BEGIN

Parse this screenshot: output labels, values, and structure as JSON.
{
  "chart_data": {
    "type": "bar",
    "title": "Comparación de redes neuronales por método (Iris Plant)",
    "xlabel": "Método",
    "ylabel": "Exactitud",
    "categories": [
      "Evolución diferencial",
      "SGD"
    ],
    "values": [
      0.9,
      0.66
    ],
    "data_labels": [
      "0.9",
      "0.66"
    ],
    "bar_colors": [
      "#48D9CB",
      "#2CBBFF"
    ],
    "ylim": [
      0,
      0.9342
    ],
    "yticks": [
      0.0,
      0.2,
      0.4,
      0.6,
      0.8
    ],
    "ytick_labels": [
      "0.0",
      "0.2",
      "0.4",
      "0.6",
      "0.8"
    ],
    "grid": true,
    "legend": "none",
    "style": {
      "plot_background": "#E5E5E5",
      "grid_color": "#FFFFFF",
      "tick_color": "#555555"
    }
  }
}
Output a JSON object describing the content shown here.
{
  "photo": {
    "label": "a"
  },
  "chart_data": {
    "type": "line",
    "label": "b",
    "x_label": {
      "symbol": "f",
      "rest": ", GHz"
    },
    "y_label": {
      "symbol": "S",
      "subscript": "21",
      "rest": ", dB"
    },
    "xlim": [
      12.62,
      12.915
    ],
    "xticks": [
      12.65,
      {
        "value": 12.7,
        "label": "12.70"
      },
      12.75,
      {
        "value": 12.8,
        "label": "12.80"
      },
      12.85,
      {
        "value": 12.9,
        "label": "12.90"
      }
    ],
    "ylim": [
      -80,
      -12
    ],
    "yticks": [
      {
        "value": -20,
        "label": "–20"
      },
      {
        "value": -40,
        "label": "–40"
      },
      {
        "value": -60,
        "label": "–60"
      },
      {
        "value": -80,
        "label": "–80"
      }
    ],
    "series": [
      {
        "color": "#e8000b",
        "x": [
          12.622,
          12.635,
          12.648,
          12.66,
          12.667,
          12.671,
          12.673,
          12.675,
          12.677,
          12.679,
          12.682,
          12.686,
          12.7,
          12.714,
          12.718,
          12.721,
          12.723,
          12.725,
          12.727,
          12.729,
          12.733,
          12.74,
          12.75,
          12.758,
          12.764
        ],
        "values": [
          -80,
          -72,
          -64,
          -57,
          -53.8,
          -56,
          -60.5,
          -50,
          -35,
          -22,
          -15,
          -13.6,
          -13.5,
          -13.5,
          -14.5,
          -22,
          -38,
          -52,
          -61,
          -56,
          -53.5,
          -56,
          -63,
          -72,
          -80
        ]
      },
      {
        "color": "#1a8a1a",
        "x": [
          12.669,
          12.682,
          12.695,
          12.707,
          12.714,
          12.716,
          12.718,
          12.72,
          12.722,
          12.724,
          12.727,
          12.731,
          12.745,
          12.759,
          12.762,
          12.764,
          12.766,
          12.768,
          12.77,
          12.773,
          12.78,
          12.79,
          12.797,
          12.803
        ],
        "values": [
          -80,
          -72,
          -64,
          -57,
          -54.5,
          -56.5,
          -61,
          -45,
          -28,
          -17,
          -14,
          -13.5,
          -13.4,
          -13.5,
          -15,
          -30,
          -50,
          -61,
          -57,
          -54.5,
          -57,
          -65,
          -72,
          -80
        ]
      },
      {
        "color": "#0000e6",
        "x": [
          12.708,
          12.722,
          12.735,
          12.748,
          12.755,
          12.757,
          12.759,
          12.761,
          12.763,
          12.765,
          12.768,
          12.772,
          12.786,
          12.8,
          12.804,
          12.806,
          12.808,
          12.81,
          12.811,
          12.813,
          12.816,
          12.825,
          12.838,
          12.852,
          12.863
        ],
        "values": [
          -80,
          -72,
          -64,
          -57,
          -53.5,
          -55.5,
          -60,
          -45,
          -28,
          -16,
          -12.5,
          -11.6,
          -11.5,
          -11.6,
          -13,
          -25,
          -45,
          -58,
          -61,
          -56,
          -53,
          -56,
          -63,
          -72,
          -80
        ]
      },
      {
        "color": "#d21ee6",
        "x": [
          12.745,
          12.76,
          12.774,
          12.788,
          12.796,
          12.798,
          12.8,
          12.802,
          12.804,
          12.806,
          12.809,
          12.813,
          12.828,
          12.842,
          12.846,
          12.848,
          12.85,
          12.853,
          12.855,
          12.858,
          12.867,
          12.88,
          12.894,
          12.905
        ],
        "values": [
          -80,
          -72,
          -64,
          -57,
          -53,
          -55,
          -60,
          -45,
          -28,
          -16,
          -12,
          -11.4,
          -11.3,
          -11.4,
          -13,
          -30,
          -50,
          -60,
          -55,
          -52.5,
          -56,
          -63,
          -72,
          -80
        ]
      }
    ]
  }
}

END

[Given problem] Extract the complete listing verbatim.

[Finished task]
Parse this screenshot: output labels, values, and structure as JSON.
{
  "chart_data": {
    "type": "bar",
    "title": "Comparación de redes neuronales por método (Iris Plant)",
    "xlabel": "Método",
    "ylabel": "Exactitud",
    "categories": [
      "Evolución diferencial",
      "SGD"
    ],
    "values": [
      0.9,
      0.66
    ],
    "data_labels": [
      "0.9",
      "0.66"
    ],
    "bar_colors": [
      "#48D9CB",
      "#2CBBFF"
    ],
    "ylim": [
      0,
      0.9342
    ],
    "yticks": [
      0.0,
      0.2,
      0.4,
      0.6,
      0.8
    ],
    "ytick_labels": [
      "0.0",
      "0.2",
      "0.4",
      "0.6",
      "0.8"
    ],
    "grid": true,
    "legend": "none",
    "style": {
      "plot_background": "#E5E5E5",
      "grid_color": "#FFFFFF",
      "tick_color": "#555555"
    }
  }
}
Output a JSON object describing the content shown here.
{
  "photo": {
    "label": "a"
  },
  "chart_data": {
    "type": "line",
    "label": "b",
    "x_label": {
      "symbol": "f",
      "rest": ", GHz"
    },
    "y_label": {
      "symbol": "S",
      "subscript": "21",
      "rest": ", dB"
    },
    "xlim": [
      12.62,
      12.915
    ],
    "xticks": [
      12.65,
      {
        "value": 12.7,
        "label": "12.70"
      },
      12.75,
      {
        "value": 12.8,
        "label": "12.80"
      },
      12.85,
      {
        "value": 12.9,
        "label": "12.90"
      }
    ],
    "ylim": [
      -80,
      -12
    ],
    "yticks": [
      {
        "value": -20,
        "label": "–20"
      },
      {
        "value": -40,
        "label": "–40"
      },
      {
        "value": -60,
        "label": "–60"
      },
      {
        "value": -80,
        "label": "–80"
      }
    ],
    "series": [
      {
        "color": "#e8000b",
        "x": [
          12.622,
          12.635,
          12.648,
          12.66,
          12.667,
          12.671,
          12.673,
          12.675,
          12.677,
          12.679,
          12.682,
          12.686,
          12.7,
          12.714,
          12.718,
          12.721,
          12.723,
          12.725,
          12.727,
          12.729,
          12.733,
          12.74,
          12.75,
          12.758,
          12.764
        ],
        "values": [
          -80,
          -72,
          -64,
          -57,
          -53.8,
          -56,
          -60.5,
          -50,
          -35,
          -22,
          -15,
          -13.6,
          -13.5,
          -13.5,
          -14.5,
          -22,
          -38,
          -52,
          -61,
          -56,
          -53.5,
          -56,
          -63,
          -72,
          -80
        ]
      },
      {
        "color": "#1a8a1a",
        "x": [
          12.669,
          12.682,
          12.695,
          12.707,
          12.714,
          12.716,
          12.718,
          12.72,
          12.722,
          12.724,
          12.727,
          12.731,
          12.745,
          12.759,
          12.762,
          12.764,
          12.766,
          12.768,
          12.77,
          12.773,
          12.78,
          12.79,
          12.797,
          12.803
        ],
        "values": [
          -80,
          -72,
          -64,
          -57,
          -54.5,
          -56.5,
          -61,
          -45,
          -28,
          -17,
          -14,
          -13.5,
          -13.4,
          -13.5,
          -15,
          -30,
          -50,
          -61,
          -57,
          -54.5,
          -57,
          -65,
          -72,
          -80
        ]
      },
      {
        "color": "#0000e6",
        "x": [
          12.708,
          12.722,
          12.735,
          12.748,
          12.755,
          12.757,
          12.759,
          12.761,
          12.763,
          12.765,
          12.768,
          12.772,
          12.786,
          12.8,
          12.804,
          12.806,
          12.808,
          12.81,
          12.811,
          12.813,
          12.816,
          12.825,
          12.838,
          12.852,
          12.863
        ],
        "values": [
          -80,
          -72,
          -64,
          -57,
          -53.5,
          -55.5,
          -60,
          -45,
          -28,
          -16,
          -12.5,
          -11.6,
          -11.5,
          -11.6,
          -13,
          -25,
          -45,
          -58,
          -61,
          -56,
          -53,
          -56,
          -63,
          -72,
          -80
        ]
      },
      {
        "color": "#d21ee6",
        "x": [
          12.745,
          12.76,
          12.774,
          12.788,
          12.796,
          12.798,
          12.8,
          12.802,
          12.804,
          12.806,
          12.809,
          12.813,
          12.828,
          12.842,
          12.846,
          12.848,
          12.85,
          12.853,
          12.855,
          12.858,
          12.867,
          12.88,
          12.894,
          12.905
        ],
        "values": [
          -80,
          -72,
          -64,
          -57,
          -53,
          -55,
          -60,
          -45,
          -28,
          -16,
          -12,
          -11.4,
          -11.3,
          -11.4,
          -13,
          -30,
          -50,
          -60,
          -55,
          -52.5,
          -56,
          -63,
          -72,
          -80
        ]
      }
    ]
  }
}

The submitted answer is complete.